Your instructions
Gather each line containing the string "hode" from these entries.

** Begin Dataset content **

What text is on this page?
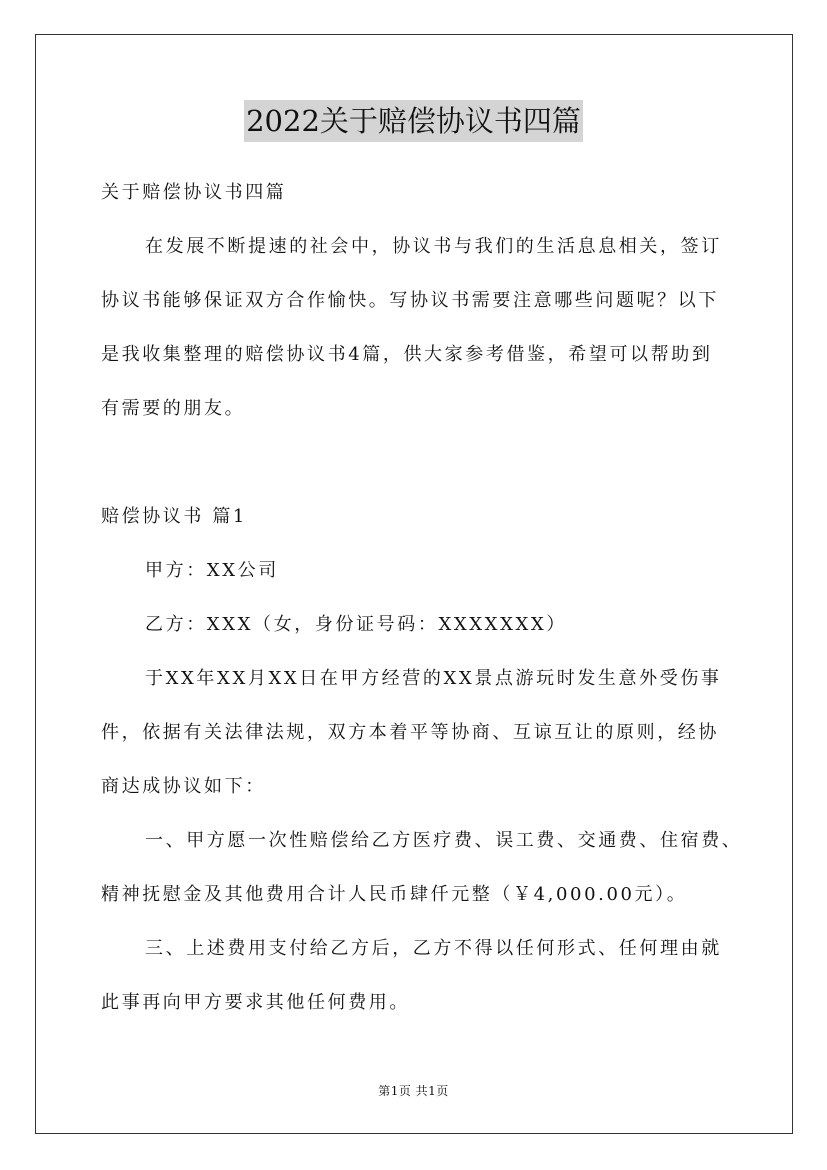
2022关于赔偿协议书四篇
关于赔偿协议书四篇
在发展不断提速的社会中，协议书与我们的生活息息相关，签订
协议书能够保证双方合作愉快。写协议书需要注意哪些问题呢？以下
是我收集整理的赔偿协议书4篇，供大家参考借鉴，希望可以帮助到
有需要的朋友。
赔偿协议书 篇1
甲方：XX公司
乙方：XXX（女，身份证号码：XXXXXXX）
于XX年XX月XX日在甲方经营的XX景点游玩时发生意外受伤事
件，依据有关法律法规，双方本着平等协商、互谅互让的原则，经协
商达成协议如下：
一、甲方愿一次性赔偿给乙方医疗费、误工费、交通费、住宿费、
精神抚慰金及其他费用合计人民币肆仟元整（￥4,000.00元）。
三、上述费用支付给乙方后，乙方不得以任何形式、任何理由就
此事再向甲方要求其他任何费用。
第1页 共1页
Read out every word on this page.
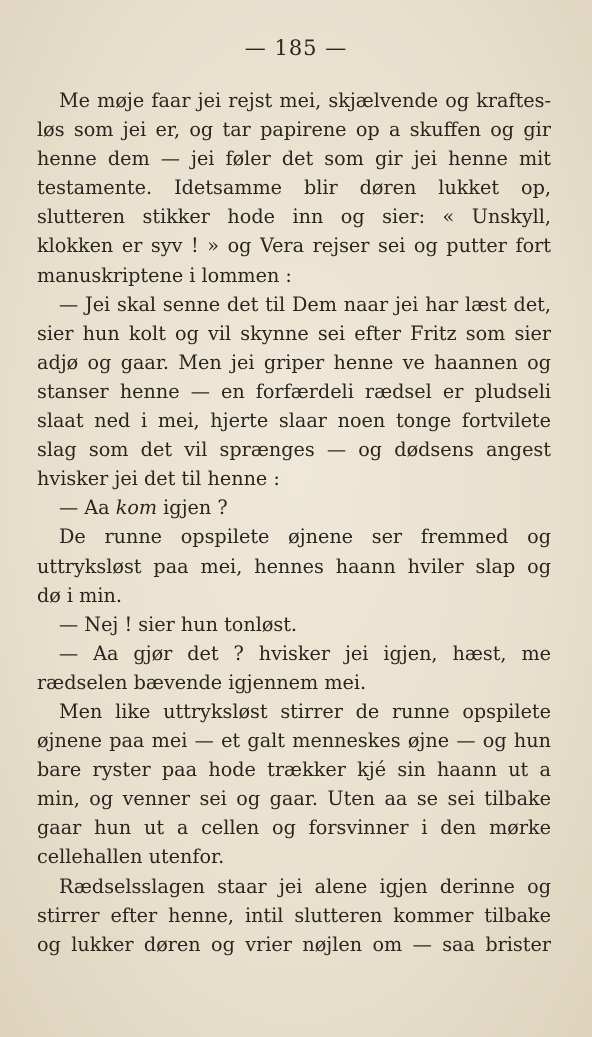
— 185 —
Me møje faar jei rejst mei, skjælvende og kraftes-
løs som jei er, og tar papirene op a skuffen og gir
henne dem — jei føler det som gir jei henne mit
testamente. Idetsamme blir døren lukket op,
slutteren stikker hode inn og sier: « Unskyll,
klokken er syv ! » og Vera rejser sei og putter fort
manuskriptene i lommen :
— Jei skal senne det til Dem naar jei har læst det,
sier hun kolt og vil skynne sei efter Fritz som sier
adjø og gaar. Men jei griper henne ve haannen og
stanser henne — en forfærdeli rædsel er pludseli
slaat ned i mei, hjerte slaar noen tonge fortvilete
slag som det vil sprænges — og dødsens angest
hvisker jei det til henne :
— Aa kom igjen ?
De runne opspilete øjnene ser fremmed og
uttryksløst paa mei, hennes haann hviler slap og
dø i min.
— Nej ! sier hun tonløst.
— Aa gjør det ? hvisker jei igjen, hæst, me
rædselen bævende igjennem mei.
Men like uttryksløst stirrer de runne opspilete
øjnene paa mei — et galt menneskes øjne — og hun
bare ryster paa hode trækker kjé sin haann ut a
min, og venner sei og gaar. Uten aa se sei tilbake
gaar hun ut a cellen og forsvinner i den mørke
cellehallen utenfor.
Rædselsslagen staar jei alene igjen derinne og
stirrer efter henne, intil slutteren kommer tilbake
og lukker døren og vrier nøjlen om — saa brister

** End Dataset content **
** Begin Dataset content **

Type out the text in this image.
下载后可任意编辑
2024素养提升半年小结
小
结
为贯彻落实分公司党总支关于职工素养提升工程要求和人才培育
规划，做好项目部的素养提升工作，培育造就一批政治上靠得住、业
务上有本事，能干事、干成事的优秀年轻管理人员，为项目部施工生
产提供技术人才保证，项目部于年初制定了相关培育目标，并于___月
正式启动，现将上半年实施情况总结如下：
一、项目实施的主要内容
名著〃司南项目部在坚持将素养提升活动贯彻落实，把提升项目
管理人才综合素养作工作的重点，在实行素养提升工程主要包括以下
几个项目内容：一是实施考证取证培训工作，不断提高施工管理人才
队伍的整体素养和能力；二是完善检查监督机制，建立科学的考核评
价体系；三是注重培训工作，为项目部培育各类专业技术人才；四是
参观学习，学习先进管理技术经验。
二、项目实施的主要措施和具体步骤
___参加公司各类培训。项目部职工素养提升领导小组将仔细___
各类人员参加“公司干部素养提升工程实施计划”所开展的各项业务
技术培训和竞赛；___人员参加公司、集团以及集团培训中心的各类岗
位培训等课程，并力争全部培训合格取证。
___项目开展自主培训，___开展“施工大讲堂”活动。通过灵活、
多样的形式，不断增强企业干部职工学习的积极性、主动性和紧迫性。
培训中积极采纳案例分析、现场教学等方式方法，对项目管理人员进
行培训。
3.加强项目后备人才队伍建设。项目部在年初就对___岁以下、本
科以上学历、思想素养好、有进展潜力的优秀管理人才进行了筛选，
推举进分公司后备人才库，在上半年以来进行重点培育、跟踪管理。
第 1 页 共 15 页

** End Dataset content **
** Begin Dataset content **

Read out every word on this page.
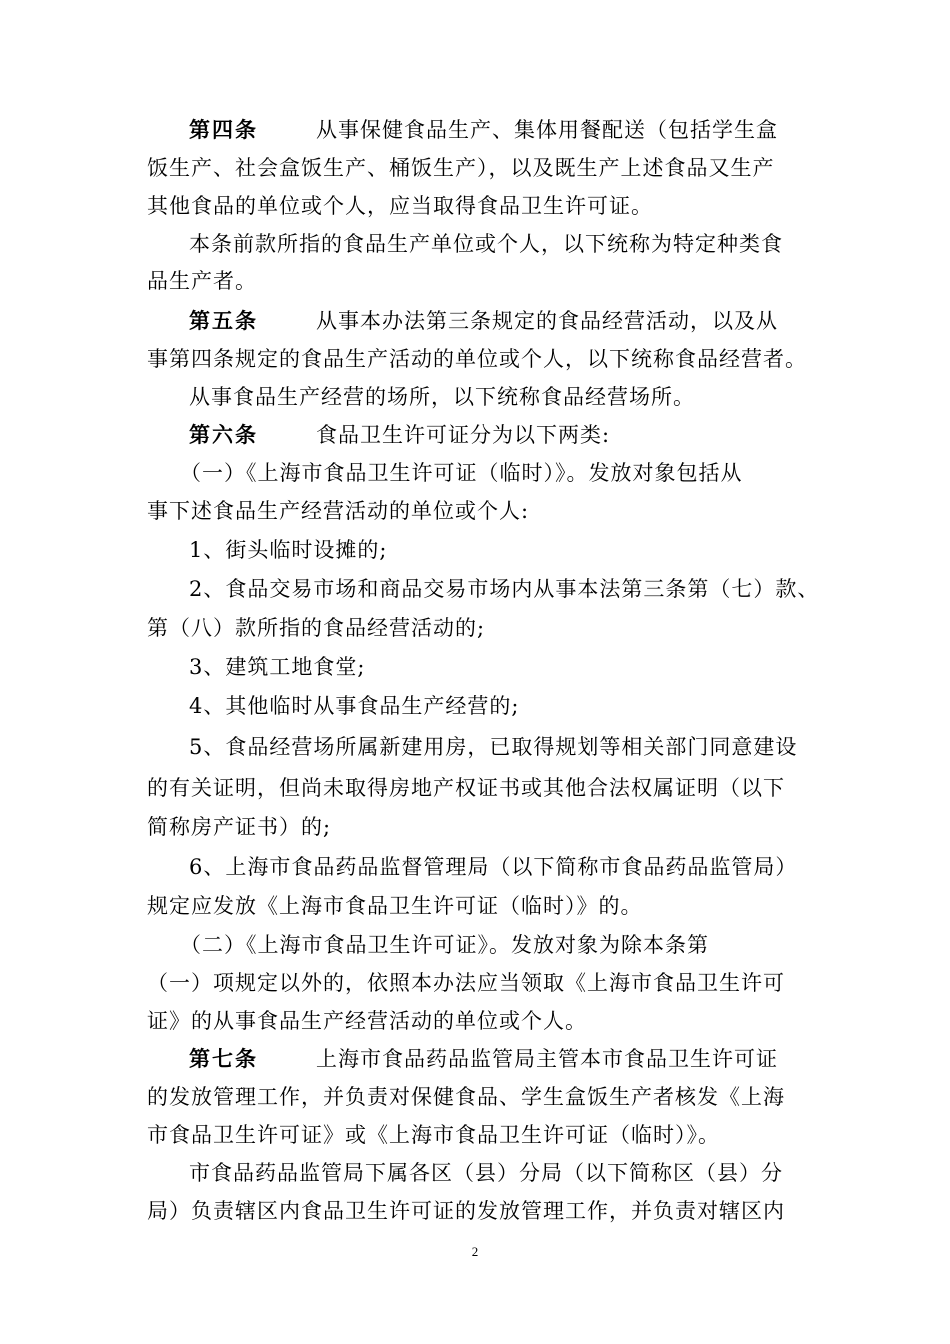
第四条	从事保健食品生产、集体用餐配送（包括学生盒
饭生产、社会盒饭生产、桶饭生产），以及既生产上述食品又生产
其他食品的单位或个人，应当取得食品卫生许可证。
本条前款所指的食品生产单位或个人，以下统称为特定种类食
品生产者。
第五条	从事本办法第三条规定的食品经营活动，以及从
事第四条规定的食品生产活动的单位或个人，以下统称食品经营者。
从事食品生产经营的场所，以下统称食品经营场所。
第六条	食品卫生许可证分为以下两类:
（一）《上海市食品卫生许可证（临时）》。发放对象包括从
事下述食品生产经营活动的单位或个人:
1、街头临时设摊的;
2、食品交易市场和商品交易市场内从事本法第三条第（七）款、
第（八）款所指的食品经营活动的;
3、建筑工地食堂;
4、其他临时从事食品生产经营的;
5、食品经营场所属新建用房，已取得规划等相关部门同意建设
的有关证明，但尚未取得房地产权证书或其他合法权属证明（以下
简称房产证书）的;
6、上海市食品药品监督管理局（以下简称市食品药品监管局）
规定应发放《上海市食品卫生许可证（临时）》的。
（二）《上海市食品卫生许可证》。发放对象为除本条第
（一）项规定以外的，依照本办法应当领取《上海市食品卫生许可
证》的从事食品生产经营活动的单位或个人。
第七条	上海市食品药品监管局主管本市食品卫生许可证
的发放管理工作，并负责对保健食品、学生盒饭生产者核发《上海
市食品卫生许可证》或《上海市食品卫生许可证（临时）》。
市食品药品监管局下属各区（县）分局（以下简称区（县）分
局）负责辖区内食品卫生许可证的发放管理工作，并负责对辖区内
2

** End Dataset content **

Response to the exercise
slutteren stikker hode inn og sier: « Unskyll,
bare ryster paa hode trækker kjé sin haann ut a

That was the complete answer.